#### EXTRAIT DU TEXTE

Dans la nuit du vendredi 8 au samedi 9 septembre, un puissant tremblement de terre a frappé près de 7000 villages dans le Haut-Atlas, faisant plus de 3 000 morts et des milliers de blessés, selon un bilan provisoire rendu public le 14 septembre par le ministère de l’Intérieur et publié par l’agence de presse marocaine MAP. La gestion de cette tragédie et le mutisme pesant du gouvernement et surtout du roi du Maroc, ont été largement critiqués par les médias internationaux, et pas seulement les médias français comme veut le faire croire l’entourage du palais relayé par certains médias marocains.
Les médias français ont été particulièrement visés par une campagne de propagande nauséabonde orchestrée par le palais et ses relais médiatiques. Nous rappelons que des organes de presse britanniques, australiens, allemands, américains, israéliens, algériens, espagnols et d’autres encore ont été très critiques envers la monarchie et sa gestion de cette crise, sans provoquer la moindre réaction.

Le "nombrilisme presque pathologique" des médias français
Les critiques des médias internationaux concernant le silence du roi du Maroc qui, pour rappel, se trouvait en France au moment du séisme a dérangé en hauts lieux. Certains médias ont essayé d’expliquer le silence royal, reprochant aux Occidentaux leur méconnaissance des "codes" de la monarchie marocaine. C’est le magazine Jeune Afrique (octobre, n°3129) réputé très proche du palais, au point de se confondre avec lui parfois, qui ouvre le bal avec un dossier consacré à la gestion du séisme. Il reconnaît que "cette tragédie a fait apparaître un certain nombre de dysfonctionnements notamment en matière de gouvernance", affirmant qu’il faudrait opérer un "changement dans les mentalités et dans la culture politique" des responsables politiques marocains.

Le roi est bien sûr exempt de toute critique.

########
#### ENTRÉES

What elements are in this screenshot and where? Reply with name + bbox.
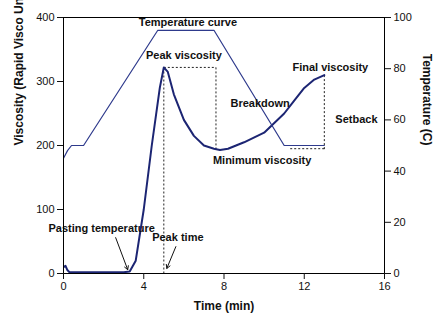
svg-text:Minimum viscosity: Minimum viscosity <box>213 154 312 166</box>
svg-text:Temperature (C): Temperature (C) <box>420 54 434 146</box>
svg-text:12: 12 <box>298 280 310 292</box>
svg-text:40: 40 <box>394 165 406 177</box>
svg-text:20: 20 <box>394 216 406 228</box>
svg-text:200: 200 <box>36 139 54 151</box>
svg-text:60: 60 <box>394 113 406 125</box>
svg-text:0: 0 <box>48 267 54 279</box>
svg-text:Peak time: Peak time <box>152 231 203 243</box>
svg-text:80: 80 <box>394 62 406 74</box>
svg-text:8: 8 <box>221 280 227 292</box>
svg-text:Breakdown: Breakdown <box>230 97 290 109</box>
svg-text:300: 300 <box>36 75 54 87</box>
svg-text:Viscosity (Rapid Visco Units): Viscosity (Rapid Visco Units) <box>12 0 26 146</box>
svg-text:100: 100 <box>394 11 412 23</box>
svg-text:Time (min): Time (min) <box>194 299 254 313</box>
svg-text:100: 100 <box>36 203 54 215</box>
svg-text:Final viscosity: Final viscosity <box>292 61 369 73</box>
svg-text:Temperature curve: Temperature curve <box>138 16 237 29</box>
svg-text:4: 4 <box>141 280 147 292</box>
svg-text:400: 400 <box>36 11 54 23</box>
svg-text:Setback: Setback <box>335 113 378 125</box>
svg-text:0: 0 <box>60 280 66 292</box>
svg-text:0: 0 <box>394 267 400 279</box>
svg-text:Peak viscosity: Peak viscosity <box>146 49 223 61</box>
svg-text:Pasting temperature: Pasting temperature <box>48 222 154 234</box>
svg-text:16: 16 <box>378 280 390 292</box>
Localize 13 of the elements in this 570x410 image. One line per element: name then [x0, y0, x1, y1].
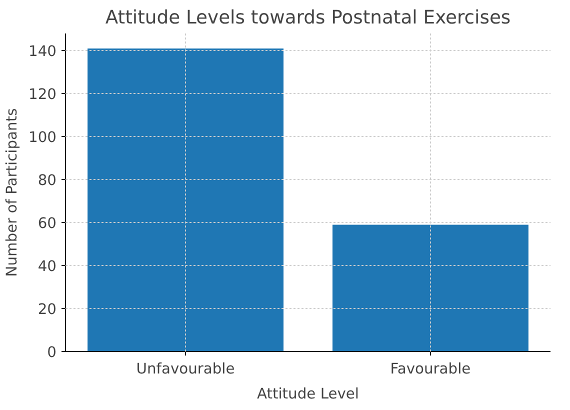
y-tick-label: 80	[38, 172, 57, 190]
y-tick-label: 0	[47, 344, 57, 361]
y-tick-label: 60	[38, 215, 57, 232]
x-tick-label: Unfavourable	[136, 360, 235, 378]
chart-title: Attitude Levels towards Postnatal Exercises	[105, 8, 511, 28]
y-tick-label: 120	[28, 86, 57, 104]
x-axis-title: Attitude Level	[256, 386, 360, 402]
y-tick-label: 20	[38, 301, 57, 318]
y-axis-title: Number of Participants	[4, 108, 21, 277]
y-tick-label: 140	[28, 43, 57, 60]
x-tick-label: Favourable	[390, 360, 471, 378]
y-tick-label: 40	[38, 258, 57, 276]
y-tick-label: 100	[28, 129, 57, 146]
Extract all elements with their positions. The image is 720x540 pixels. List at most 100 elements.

########

Reprenez mot pour mot le passage de l'extrait sur le séisme au Maroc, en commençant aux mots « Dans la nuit » et en vous arrêtant après « certains médias marocains. ».

• EN RÉPONSE:
Dans la nuit du vendredi 8 au samedi 9 septembre, un puissant tremblement de terre a frappé près de 7000 villages dans le Haut-Atlas, faisant plus de 3 000 morts et des milliers de blessés, selon un bilan provisoire rendu public le 14 septembre par le ministère de l’Intérieur et publié par l’agence de presse marocaine MAP. La gestion de cette tragédie et le mutisme pesant du gouvernement et surtout du roi du Maroc, ont été largement critiqués par les médias internationaux, et pas seulement les médias français comme veut le faire croire l’entourage du palais relayé par certains médias marocains.